[Start]

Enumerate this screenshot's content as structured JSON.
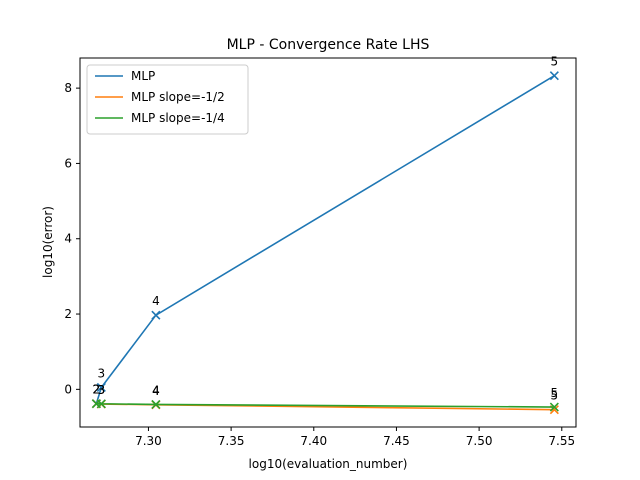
{
  "chart_data": {
    "type": "line",
    "title": "MLP - Convergence Rate LHS",
    "xlabel": "log10(evaluation_number)",
    "ylabel": "log10(error)",
    "xlim": [
      7.2586,
      7.5586
    ],
    "ylim": [
      -1.0,
      8.8
    ],
    "xticks": [
      "7.30",
      "7.35",
      "7.40",
      "7.45",
      "7.50",
      "7.55"
    ],
    "yticks": [
      "0",
      "2",
      "4",
      "6",
      "8"
    ],
    "grid": false,
    "legend_position": "top-left",
    "series": [
      {
        "name": "MLP",
        "color": "#1f77b4",
        "marker": "x",
        "x": [
          7.2685,
          7.2715,
          7.3045,
          7.5455
        ],
        "y": [
          -0.38,
          0.05,
          1.97,
          8.33
        ],
        "labels": [
          "2",
          "3",
          "4",
          "5"
        ]
      },
      {
        "name": "MLP slope=-1/2",
        "color": "#ff7f0e",
        "marker": "x",
        "x": [
          7.2685,
          7.2715,
          7.3045,
          7.5455
        ],
        "y": [
          -0.38,
          -0.39,
          -0.41,
          -0.54
        ],
        "labels": [
          "2",
          "3",
          "4",
          "5"
        ]
      },
      {
        "name": "MLP slope=-1/4",
        "color": "#2ca02c",
        "marker": "x",
        "x": [
          7.2685,
          7.2715,
          7.3045,
          7.5455
        ],
        "y": [
          -0.38,
          -0.385,
          -0.4,
          -0.47
        ],
        "labels": [
          "2",
          "3",
          "4",
          "5"
        ]
      }
    ]
  }
}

[End]

Set problem: Print the whole listing above once more, word for word, without its pictures.

Written answer:
Enumerate this screenshot's content as structured JSON.
{
  "chart_data": {
    "type": "line",
    "title": "MLP - Convergence Rate LHS",
    "xlabel": "log10(evaluation_number)",
    "ylabel": "log10(error)",
    "xlim": [
      7.2586,
      7.5586
    ],
    "ylim": [
      -1.0,
      8.8
    ],
    "xticks": [
      "7.30",
      "7.35",
      "7.40",
      "7.45",
      "7.50",
      "7.55"
    ],
    "yticks": [
      "0",
      "2",
      "4",
      "6",
      "8"
    ],
    "grid": false,
    "legend_position": "top-left",
    "series": [
      {
        "name": "MLP",
        "color": "#1f77b4",
        "marker": "x",
        "x": [
          7.2685,
          7.2715,
          7.3045,
          7.5455
        ],
        "y": [
          -0.38,
          0.05,
          1.97,
          8.33
        ],
        "labels": [
          "2",
          "3",
          "4",
          "5"
        ]
      },
      {
        "name": "MLP slope=-1/2",
        "color": "#ff7f0e",
        "marker": "x",
        "x": [
          7.2685,
          7.2715,
          7.3045,
          7.5455
        ],
        "y": [
          -0.38,
          -0.39,
          -0.41,
          -0.54
        ],
        "labels": [
          "2",
          "3",
          "4",
          "5"
        ]
      },
      {
        "name": "MLP slope=-1/4",
        "color": "#2ca02c",
        "marker": "x",
        "x": [
          7.2685,
          7.2715,
          7.3045,
          7.5455
        ],
        "y": [
          -0.38,
          -0.385,
          -0.4,
          -0.47
        ],
        "labels": [
          "2",
          "3",
          "4",
          "5"
        ]
      }
    ]
  }
}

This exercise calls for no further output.